Dataset items
— START —

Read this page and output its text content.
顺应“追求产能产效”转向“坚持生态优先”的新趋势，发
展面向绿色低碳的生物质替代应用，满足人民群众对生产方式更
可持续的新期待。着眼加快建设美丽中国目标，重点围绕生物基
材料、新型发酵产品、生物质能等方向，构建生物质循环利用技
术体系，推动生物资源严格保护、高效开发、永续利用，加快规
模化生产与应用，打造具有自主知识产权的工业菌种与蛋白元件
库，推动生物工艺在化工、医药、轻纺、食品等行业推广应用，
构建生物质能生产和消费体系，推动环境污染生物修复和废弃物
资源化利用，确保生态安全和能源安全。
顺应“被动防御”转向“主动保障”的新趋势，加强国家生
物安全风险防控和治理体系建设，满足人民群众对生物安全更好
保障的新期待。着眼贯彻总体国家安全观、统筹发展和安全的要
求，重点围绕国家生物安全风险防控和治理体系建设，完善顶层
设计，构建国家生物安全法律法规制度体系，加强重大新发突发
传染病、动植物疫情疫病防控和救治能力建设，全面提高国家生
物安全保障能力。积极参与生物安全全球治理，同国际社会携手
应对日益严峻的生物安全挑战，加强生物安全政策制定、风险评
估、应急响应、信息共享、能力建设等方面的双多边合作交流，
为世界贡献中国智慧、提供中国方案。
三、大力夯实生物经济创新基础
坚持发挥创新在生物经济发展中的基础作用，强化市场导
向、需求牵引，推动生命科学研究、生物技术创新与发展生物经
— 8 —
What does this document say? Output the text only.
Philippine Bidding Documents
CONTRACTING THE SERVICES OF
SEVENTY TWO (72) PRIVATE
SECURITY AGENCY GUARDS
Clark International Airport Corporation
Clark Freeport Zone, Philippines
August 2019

— END —

Instructions for the task: Transcribe the records above exactly, but only from the line that contains "What does this" through their final line, inclusive.

Complete output:
What does this document say? Output the text only.
Philippine Bidding Documents
CONTRACTING THE SERVICES OF
SEVENTY TWO (72) PRIVATE
SECURITY AGENCY GUARDS
Clark International Airport Corporation
Clark Freeport Zone, Philippines
August 2019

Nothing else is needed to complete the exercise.